- **WHAT IS EXPECTED**
Out of the lines in this data, how many include "году"? Give the number and nothing else.

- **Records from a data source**
====================
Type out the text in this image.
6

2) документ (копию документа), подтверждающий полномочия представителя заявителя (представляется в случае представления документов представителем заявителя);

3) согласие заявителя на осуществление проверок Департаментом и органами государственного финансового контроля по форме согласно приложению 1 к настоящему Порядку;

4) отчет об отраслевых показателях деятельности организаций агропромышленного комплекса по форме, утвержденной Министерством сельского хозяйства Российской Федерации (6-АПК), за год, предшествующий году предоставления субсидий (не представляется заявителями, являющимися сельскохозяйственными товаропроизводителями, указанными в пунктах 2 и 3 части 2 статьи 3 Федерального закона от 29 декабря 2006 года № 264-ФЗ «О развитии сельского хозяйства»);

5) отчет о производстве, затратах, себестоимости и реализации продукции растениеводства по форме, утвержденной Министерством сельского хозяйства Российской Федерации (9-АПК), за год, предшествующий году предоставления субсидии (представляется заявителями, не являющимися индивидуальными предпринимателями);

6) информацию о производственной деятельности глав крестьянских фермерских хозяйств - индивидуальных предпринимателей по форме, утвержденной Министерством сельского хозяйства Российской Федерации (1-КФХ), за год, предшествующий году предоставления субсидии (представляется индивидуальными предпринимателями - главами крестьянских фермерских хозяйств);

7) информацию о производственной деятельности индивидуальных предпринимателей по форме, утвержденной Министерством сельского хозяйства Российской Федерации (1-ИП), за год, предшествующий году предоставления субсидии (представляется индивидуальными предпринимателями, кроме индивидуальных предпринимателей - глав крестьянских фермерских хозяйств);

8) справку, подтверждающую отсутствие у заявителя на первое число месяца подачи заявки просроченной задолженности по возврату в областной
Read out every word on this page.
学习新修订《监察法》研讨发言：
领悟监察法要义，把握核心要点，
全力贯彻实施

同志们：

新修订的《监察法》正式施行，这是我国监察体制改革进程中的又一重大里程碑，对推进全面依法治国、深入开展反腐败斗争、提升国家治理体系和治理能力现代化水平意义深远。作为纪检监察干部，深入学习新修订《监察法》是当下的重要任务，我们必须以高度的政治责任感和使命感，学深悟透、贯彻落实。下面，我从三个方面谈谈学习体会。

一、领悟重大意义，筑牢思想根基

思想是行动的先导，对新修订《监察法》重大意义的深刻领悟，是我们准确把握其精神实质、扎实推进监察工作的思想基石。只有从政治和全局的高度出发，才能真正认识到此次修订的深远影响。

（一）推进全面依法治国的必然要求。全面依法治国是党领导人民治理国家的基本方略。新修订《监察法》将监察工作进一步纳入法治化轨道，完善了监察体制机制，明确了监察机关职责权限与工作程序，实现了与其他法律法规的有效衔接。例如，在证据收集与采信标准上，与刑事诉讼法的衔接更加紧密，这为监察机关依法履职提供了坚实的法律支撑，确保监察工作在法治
====================
- **WORKED SOLUTION**
4